▸ **FRAGMENTO**
⟨

10 mayo 2024

Una arista de Papá Goriot

“Los espíritus mezquinos suelen satisfacer sus sentimientos con incesantes pequeñeces”. Honorato de Balzac. Papá Goriot.

Papá Goriot es la historia, una más, de cómo la excesiva –o nunca reciprocada– generosidad, puede conducir a la inconsecuencia y la ingratitud. Pero es, de otra parte, una advertencia de lo corrosiva que puede ser la vanidad, entendiéndose por ella no solo la equivocada sublimación del propio yo –la presunción o fatuidad– sino, también, aquella inconsciencia que en ocasiones expresamos, manifestada por nuestra respuesta ante la fuerza disolvente de la banalidad; esa vanidad que se traduce en la absurda y extremada importancia que damos a lo superficial. Esa exagerada atención que asignamos a la seducción que nos produce lo insustancial, a todo aquello que no merece que se le otorgue tan dedicada importancia.

 

¿Por qué, entonces, si algo es trivial o irrelevante, le damos tanta consideración? Es probable que el meollo del asunto estribe en que juzgamos como bueno o bonito, como preferible, deseable y más conveniente, no exactamente lo que nos agrada y satisface, sino que basamos nuestra predilección en lo que parece gustar y seducir a los demás, en lo que nos parece que prefieren y contenta a los otros. Lo malo es que con esa actitud nos empeñamos en ser, o en parecer, como lo que no somos, y en procurar tener algo que quizá no nos gusta y que ni siquiera necesitamos. En definitiva: porque buscamos nuestra satisfacción, siendo alguien o teniendo algo, supeditados a sentirnos aceptados y apreciados por los demás.

⟩

▸ **LÍNEAS DE DATOS**
⟨

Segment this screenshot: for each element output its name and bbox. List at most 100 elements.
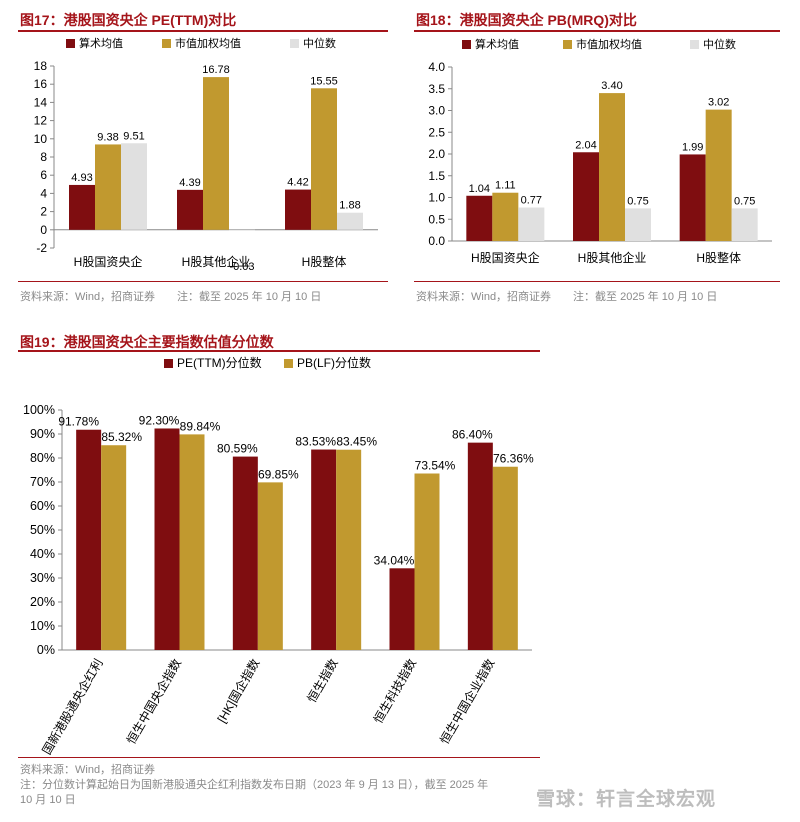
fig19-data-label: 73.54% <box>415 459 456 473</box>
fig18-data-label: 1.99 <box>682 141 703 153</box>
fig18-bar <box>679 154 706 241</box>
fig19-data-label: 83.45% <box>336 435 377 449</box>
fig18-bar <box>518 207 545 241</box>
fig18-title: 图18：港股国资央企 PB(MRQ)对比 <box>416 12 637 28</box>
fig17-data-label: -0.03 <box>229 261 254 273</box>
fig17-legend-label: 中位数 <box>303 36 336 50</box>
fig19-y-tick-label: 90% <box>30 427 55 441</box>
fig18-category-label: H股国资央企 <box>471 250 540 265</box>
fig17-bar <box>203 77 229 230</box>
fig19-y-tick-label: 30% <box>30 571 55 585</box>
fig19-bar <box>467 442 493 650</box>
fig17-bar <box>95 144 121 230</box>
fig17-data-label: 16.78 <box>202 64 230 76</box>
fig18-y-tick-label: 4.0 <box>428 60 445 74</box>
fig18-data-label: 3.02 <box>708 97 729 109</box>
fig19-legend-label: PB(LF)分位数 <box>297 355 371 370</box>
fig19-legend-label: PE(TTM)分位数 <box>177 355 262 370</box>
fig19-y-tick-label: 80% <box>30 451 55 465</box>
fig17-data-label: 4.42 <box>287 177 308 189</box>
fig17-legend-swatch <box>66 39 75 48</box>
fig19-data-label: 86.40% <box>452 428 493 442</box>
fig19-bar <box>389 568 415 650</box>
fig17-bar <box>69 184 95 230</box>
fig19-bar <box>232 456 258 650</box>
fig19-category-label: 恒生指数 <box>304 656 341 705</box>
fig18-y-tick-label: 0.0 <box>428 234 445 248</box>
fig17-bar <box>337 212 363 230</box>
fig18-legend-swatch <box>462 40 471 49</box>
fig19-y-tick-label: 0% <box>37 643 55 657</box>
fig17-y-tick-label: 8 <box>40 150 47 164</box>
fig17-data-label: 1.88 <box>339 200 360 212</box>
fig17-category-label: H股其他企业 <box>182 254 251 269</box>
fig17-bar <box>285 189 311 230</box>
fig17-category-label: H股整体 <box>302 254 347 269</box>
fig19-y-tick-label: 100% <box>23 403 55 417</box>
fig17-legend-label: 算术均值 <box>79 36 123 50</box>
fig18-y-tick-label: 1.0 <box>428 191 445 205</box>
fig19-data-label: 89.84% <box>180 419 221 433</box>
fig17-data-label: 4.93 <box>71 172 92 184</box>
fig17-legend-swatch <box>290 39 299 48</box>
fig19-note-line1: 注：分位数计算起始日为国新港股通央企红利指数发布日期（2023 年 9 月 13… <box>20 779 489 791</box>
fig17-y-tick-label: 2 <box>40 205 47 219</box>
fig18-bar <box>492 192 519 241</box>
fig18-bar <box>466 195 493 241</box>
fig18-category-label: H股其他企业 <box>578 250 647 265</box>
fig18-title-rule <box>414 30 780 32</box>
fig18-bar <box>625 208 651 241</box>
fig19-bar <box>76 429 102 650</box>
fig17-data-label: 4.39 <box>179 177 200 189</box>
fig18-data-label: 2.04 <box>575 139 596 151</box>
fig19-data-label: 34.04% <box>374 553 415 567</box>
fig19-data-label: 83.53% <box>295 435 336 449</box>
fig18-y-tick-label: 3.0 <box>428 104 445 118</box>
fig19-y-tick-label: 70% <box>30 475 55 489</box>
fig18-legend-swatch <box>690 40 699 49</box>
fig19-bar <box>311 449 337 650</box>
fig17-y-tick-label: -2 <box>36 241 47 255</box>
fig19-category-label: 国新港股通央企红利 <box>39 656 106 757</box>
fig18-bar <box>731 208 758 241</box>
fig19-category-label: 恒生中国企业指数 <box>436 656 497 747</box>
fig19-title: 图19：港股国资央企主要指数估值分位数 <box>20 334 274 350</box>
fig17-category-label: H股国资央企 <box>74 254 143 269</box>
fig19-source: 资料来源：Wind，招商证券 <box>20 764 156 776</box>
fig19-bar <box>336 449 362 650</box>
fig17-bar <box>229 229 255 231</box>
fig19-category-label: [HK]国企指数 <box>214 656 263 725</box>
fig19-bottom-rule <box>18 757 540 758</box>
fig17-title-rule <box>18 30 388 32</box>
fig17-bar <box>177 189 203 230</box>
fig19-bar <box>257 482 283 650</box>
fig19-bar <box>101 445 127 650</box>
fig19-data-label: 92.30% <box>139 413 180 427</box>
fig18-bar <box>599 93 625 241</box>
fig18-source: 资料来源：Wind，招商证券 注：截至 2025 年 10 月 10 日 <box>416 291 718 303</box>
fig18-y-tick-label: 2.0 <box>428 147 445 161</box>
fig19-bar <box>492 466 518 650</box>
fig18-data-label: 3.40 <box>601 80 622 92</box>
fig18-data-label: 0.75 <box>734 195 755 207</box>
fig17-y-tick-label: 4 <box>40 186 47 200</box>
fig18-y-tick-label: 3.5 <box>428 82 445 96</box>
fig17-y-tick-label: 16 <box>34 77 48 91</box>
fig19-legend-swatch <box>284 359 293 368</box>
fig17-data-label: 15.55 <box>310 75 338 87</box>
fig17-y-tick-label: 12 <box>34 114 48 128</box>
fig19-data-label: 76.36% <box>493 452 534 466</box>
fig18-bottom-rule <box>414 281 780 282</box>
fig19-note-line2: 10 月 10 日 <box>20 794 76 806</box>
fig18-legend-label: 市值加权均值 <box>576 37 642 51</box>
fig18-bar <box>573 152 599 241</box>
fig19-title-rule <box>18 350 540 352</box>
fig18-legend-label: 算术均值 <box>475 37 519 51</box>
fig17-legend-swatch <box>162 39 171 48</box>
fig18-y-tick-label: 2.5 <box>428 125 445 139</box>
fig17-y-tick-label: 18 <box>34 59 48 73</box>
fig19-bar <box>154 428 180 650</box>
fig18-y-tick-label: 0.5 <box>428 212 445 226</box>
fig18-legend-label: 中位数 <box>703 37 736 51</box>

⟩
⟨

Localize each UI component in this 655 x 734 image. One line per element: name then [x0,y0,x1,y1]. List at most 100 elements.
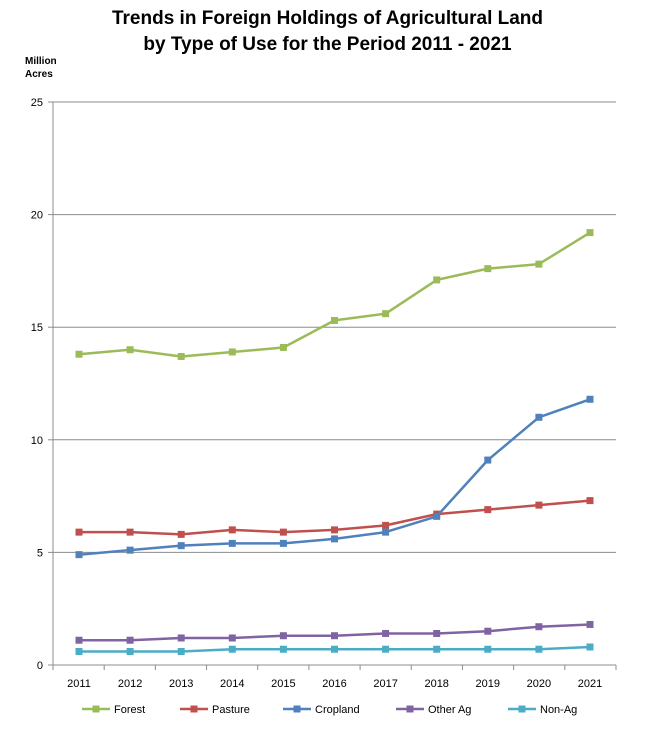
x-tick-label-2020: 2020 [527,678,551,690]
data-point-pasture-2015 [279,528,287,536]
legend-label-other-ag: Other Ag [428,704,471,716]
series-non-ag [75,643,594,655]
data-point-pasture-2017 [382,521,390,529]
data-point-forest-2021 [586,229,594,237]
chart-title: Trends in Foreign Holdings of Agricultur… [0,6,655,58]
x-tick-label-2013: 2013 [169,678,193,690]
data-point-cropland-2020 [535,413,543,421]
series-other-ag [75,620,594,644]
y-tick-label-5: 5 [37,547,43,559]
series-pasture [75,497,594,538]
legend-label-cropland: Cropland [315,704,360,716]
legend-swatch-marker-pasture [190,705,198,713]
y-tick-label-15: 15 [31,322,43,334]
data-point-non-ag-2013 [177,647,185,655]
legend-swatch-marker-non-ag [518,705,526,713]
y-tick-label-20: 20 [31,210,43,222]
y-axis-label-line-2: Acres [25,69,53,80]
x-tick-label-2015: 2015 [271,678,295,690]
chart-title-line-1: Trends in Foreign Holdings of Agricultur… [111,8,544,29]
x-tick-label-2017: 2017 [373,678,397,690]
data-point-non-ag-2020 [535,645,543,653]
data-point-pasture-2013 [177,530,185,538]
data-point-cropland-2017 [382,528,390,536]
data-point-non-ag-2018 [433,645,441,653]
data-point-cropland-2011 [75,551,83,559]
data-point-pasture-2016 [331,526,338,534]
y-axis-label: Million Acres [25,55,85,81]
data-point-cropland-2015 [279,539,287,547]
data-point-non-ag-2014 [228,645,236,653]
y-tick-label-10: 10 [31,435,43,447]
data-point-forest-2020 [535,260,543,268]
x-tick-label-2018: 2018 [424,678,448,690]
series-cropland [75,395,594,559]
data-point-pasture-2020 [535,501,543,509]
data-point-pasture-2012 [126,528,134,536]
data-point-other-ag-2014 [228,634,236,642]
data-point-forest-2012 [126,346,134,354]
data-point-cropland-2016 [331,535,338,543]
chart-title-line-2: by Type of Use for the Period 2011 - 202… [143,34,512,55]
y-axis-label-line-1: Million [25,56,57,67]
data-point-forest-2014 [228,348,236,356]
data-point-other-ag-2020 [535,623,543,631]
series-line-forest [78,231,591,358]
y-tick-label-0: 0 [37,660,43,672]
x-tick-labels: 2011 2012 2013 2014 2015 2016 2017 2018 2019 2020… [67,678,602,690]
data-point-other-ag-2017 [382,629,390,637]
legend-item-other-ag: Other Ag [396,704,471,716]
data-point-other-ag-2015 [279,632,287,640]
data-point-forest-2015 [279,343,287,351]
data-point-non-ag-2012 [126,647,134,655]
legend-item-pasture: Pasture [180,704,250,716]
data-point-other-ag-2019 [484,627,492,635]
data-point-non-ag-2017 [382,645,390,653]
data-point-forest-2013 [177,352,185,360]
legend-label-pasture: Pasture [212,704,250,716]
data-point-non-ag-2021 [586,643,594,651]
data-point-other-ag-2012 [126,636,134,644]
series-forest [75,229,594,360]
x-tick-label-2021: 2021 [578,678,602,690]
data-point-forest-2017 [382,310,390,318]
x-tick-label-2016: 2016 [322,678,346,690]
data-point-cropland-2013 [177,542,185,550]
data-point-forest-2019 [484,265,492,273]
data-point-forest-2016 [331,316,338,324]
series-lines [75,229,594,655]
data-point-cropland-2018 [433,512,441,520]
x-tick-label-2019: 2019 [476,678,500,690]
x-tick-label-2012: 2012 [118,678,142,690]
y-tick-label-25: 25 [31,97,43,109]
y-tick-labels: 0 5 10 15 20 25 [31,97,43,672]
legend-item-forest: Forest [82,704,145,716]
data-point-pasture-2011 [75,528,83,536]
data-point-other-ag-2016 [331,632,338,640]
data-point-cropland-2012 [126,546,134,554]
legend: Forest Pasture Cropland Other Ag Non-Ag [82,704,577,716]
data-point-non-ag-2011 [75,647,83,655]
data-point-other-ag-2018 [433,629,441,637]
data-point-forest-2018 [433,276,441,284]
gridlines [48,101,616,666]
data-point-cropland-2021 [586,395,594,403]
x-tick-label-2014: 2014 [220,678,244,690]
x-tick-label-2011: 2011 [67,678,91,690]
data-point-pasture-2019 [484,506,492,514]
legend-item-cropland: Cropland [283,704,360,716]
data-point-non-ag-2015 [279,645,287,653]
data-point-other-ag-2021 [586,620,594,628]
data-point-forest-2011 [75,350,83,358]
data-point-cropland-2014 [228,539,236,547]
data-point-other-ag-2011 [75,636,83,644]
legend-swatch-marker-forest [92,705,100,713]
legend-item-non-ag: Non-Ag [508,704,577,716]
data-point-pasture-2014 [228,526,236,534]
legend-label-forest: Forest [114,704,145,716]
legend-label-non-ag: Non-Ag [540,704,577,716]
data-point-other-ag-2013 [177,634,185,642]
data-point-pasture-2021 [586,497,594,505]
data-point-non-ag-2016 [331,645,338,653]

⟩
⟨

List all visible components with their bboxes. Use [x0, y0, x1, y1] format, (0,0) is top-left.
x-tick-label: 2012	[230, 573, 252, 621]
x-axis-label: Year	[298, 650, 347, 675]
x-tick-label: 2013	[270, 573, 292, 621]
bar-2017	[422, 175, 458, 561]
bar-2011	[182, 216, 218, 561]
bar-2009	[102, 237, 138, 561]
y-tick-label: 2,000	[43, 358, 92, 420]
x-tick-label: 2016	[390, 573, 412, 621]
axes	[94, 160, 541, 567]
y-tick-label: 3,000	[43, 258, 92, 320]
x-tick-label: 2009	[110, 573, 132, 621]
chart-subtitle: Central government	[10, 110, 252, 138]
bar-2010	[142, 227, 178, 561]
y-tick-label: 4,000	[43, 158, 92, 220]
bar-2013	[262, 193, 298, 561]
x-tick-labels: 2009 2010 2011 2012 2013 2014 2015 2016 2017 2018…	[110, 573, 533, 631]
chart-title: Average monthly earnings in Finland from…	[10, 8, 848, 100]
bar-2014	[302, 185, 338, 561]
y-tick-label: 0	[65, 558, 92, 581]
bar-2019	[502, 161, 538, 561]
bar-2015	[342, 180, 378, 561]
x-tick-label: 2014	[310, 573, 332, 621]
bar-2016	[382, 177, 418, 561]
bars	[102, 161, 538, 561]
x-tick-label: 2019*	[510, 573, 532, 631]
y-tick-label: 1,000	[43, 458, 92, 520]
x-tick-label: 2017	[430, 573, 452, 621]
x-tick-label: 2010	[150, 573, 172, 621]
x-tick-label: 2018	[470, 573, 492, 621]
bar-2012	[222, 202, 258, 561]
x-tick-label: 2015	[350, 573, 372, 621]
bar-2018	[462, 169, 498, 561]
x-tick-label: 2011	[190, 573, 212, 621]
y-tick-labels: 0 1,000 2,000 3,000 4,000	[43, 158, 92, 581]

⟩

▸ **CONSIGNA ESCRITA**
Reanuda el fragmento sobre la vanidad en Papá Goriot a partir de su última oración. Las líneas de datos provienen de otra fuente.

▸ **RESPUESTA SOLICITADA**
 

Sí, algo de ingenuo y poco profundo existe en esa intención. No sugiero que sea irresistible o ineluctable, más bien admito que saberla reconocer requiere de una cuota de madurez, y demanda una serena reflexión. Es bueno ser reconocido y apreciado, gozar de estima y consideración, pero ello debe ser solo la consecuencia de nuestros actos, nunca su finalidad, o el propósito primordial de nuestros empeños. Ser parte de un selecto o exclusivo grupo social es plausible y puede resultar muy agradable, pero no debería ser la motivación única para nuestros eventuales desvelos ni la razón de ser para nuestros esfuerzos.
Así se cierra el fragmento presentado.